● **Job**
Pull out the lines of the material from its first line down through the line that contains "deposit <box>434 200 447 495</box>", including that line, and copy them with no changes.

[Part of a data file]
======

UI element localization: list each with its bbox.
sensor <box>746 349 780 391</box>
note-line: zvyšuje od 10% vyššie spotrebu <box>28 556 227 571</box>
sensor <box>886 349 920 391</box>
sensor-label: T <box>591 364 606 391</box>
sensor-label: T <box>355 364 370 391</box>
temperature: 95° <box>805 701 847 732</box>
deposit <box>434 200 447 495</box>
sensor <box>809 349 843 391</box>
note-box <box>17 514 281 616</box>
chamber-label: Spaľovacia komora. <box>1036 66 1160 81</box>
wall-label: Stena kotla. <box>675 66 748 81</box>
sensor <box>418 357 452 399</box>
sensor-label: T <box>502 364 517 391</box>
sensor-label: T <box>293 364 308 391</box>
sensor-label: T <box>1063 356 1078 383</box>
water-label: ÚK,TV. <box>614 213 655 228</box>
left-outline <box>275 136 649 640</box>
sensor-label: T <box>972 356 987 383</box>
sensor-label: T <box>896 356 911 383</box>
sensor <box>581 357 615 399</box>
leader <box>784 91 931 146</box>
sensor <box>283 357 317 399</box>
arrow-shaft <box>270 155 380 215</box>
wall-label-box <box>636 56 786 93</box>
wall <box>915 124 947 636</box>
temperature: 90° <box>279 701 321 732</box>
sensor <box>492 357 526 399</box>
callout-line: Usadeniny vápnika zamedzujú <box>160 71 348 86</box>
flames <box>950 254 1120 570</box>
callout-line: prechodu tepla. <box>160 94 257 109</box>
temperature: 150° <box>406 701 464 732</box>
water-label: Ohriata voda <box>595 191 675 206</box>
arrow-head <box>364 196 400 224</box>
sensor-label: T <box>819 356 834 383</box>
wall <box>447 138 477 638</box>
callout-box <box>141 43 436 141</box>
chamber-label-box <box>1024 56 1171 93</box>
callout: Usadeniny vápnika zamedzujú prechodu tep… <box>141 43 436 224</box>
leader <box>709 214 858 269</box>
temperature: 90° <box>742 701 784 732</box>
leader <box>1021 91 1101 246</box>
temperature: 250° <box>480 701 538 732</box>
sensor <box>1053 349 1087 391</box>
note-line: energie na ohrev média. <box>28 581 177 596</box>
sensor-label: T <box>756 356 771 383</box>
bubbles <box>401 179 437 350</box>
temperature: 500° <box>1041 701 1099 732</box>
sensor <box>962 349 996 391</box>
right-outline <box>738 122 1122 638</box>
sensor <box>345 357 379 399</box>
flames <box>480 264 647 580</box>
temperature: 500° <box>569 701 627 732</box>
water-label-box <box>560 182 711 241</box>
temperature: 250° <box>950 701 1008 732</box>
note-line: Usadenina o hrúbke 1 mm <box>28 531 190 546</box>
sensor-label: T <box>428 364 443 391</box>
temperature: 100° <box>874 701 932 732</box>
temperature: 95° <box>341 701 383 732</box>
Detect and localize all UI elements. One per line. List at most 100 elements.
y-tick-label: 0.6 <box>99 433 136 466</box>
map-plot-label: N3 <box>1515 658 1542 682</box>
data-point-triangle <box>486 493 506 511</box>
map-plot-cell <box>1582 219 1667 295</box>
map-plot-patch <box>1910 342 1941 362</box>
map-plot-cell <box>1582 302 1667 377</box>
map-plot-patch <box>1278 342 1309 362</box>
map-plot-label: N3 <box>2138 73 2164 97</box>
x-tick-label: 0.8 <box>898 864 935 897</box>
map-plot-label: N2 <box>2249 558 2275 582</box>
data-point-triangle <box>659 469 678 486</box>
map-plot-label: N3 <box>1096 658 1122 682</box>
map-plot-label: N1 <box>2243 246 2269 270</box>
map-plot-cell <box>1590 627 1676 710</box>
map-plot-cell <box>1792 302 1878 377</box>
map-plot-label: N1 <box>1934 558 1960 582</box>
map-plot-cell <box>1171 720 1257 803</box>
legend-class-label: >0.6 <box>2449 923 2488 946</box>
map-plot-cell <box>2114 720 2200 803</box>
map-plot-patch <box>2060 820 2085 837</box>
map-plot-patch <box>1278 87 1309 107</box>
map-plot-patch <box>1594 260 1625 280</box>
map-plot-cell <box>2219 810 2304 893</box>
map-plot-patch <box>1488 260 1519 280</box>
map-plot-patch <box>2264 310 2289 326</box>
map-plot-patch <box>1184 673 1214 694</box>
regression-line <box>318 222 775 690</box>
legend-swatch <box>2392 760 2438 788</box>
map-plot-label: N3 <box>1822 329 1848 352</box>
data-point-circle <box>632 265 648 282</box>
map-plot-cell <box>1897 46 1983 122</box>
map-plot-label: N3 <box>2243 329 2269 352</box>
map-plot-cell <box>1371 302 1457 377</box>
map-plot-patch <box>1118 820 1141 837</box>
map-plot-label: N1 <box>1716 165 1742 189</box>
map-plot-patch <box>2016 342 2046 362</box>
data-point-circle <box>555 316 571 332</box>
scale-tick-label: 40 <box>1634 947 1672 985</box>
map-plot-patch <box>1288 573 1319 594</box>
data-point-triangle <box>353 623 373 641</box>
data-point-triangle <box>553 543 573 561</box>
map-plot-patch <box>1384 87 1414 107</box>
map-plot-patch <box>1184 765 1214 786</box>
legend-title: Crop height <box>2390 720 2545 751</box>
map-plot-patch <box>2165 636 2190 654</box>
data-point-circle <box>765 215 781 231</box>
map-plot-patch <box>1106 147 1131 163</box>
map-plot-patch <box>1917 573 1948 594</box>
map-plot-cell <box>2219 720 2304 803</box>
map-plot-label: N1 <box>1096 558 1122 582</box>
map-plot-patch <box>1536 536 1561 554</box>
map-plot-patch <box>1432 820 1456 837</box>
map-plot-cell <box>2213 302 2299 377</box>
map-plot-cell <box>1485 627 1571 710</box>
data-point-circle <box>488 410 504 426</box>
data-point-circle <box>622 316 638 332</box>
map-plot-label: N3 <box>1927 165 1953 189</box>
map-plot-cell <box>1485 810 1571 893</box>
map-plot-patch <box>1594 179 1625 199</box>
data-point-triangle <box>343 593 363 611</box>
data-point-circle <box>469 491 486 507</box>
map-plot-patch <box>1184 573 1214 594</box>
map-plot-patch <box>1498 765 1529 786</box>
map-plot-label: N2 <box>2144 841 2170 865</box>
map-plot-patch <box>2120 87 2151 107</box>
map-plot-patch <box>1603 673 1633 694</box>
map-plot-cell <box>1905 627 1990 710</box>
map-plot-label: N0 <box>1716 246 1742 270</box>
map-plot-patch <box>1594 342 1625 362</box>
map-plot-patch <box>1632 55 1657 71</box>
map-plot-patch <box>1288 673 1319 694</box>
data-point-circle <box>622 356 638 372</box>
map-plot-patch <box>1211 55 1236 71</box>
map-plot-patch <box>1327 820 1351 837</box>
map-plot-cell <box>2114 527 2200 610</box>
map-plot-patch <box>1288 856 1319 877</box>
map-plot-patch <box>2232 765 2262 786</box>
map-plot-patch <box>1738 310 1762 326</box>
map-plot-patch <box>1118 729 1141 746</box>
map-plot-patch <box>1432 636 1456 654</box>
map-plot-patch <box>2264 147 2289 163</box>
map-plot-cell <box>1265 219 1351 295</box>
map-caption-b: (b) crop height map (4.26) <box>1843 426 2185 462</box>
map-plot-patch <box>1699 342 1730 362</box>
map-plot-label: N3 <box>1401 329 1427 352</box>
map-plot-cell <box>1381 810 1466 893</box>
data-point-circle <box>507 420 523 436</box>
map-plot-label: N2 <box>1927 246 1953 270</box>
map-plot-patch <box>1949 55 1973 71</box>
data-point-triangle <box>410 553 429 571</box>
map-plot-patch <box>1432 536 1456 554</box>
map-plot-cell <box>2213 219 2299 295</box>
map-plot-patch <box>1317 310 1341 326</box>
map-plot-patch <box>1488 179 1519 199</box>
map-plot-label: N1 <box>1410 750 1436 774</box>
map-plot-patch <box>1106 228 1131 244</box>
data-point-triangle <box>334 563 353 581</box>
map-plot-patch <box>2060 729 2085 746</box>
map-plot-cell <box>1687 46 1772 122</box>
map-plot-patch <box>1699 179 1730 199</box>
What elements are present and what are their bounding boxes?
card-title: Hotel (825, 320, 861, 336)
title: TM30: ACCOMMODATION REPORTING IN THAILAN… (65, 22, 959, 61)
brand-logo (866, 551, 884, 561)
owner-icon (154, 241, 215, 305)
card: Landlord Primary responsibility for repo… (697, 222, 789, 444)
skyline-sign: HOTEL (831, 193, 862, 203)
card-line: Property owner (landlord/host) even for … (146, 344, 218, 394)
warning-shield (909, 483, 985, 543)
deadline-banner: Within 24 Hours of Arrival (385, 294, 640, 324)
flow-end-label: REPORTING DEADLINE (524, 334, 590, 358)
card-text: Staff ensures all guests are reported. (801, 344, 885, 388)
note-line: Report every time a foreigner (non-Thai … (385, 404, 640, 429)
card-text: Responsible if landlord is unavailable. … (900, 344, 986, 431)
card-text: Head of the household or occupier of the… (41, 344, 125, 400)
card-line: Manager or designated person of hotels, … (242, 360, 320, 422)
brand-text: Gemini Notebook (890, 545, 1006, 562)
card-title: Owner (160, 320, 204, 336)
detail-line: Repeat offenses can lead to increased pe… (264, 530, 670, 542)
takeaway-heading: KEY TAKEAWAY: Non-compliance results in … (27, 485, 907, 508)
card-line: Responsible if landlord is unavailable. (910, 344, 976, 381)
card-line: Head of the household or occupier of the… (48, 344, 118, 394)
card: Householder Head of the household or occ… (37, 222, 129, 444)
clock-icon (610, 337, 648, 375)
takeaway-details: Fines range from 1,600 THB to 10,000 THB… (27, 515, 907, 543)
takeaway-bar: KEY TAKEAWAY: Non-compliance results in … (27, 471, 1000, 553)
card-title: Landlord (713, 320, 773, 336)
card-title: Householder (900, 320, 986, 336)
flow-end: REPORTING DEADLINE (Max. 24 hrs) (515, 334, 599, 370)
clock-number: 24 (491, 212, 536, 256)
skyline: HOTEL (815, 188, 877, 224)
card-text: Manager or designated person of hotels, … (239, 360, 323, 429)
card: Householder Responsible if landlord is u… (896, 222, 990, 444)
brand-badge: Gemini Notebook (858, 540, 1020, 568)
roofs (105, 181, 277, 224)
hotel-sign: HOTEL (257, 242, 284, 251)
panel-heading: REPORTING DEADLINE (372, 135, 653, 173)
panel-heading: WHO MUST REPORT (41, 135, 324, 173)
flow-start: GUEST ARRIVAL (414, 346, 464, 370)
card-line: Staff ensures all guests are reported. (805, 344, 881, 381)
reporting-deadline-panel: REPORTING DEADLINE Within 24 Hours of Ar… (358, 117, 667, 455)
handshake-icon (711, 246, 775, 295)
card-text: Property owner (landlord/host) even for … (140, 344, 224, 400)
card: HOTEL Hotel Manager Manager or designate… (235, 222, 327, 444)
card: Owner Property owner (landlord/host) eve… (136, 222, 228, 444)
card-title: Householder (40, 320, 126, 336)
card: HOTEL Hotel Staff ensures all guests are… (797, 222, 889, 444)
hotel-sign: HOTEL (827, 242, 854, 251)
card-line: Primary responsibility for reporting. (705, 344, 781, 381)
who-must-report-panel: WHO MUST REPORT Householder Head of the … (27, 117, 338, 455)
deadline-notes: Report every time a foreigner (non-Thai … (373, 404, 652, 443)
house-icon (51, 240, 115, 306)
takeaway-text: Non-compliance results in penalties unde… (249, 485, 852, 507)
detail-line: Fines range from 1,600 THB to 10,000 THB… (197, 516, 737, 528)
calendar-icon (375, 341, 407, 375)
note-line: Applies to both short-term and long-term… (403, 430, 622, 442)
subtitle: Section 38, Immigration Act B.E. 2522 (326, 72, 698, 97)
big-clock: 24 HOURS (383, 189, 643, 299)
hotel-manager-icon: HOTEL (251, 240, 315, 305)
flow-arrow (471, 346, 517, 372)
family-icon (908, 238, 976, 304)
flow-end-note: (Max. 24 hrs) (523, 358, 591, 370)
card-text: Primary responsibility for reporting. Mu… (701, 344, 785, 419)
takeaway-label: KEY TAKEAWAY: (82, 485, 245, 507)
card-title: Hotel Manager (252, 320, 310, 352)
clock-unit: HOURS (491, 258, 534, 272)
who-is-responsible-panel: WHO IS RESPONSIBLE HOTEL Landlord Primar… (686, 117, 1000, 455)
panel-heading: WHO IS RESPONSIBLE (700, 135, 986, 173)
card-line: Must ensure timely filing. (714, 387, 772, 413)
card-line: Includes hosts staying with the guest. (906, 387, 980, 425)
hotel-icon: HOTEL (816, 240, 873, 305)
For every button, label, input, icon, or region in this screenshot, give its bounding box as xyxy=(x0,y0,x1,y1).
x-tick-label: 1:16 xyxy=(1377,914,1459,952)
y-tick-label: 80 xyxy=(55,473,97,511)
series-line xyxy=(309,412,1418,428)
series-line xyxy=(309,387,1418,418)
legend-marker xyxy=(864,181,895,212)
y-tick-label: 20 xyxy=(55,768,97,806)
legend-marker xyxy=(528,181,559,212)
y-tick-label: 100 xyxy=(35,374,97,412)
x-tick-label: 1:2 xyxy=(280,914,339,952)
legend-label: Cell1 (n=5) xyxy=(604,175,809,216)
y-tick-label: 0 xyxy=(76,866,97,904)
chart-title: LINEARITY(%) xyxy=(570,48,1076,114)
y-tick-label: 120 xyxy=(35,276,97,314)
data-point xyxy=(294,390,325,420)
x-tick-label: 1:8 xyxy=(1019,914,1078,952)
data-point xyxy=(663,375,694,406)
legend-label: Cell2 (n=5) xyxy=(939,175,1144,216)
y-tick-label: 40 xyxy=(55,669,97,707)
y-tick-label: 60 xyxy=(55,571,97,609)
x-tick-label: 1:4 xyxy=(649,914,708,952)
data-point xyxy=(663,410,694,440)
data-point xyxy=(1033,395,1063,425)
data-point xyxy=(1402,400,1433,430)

======

● **Worked answer**
UI element localization: list each with its bbox.
sensor <box>746 349 780 391</box>
note-line: zvyšuje od 10% vyššie spotrebu <box>28 556 227 571</box>
sensor <box>886 349 920 391</box>
sensor-label: T <box>591 364 606 391</box>
sensor-label: T <box>355 364 370 391</box>
temperature: 95° <box>805 701 847 732</box>
deposit <box>434 200 447 495</box>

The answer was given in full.